Copy out all the records exactly.

[Entries from a dataset]
○ ○ ○ ○ ○ ○ ○

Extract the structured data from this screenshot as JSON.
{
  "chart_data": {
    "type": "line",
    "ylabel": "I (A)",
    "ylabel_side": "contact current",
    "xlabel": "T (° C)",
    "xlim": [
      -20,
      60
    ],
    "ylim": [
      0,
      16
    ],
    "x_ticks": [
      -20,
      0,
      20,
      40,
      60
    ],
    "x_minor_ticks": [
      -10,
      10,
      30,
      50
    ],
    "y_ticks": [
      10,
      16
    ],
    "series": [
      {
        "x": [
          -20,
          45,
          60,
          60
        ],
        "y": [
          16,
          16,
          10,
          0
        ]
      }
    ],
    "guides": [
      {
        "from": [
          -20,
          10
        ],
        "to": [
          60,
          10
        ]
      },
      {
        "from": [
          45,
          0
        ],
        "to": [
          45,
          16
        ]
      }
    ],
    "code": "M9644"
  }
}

○ ○ ○ ○ ○ ○ ○

• _CORRECT ANSWER_:
Extract the structured data from this screenshot as JSON.
{
  "chart_data": {
    "type": "line",
    "ylabel": "I (A)",
    "ylabel_side": "contact current",
    "xlabel": "T (° C)",
    "xlim": [
      -20,
      60
    ],
    "ylim": [
      0,
      16
    ],
    "x_ticks": [
      -20,
      0,
      20,
      40,
      60
    ],
    "x_minor_ticks": [
      -10,
      10,
      30,
      50
    ],
    "y_ticks": [
      10,
      16
    ],
    "series": [
      {
        "x": [
          -20,
          45,
          60,
          60
        ],
        "y": [
          16,
          16,
          10,
          0
        ]
      }
    ],
    "guides": [
      {
        "from": [
          -20,
          10
        ],
        "to": [
          60,
          10
        ]
      },
      {
        "from": [
          45,
          0
        ],
        "to": [
          45,
          16
        ]
      }
    ],
    "code": "M9644"
  }
}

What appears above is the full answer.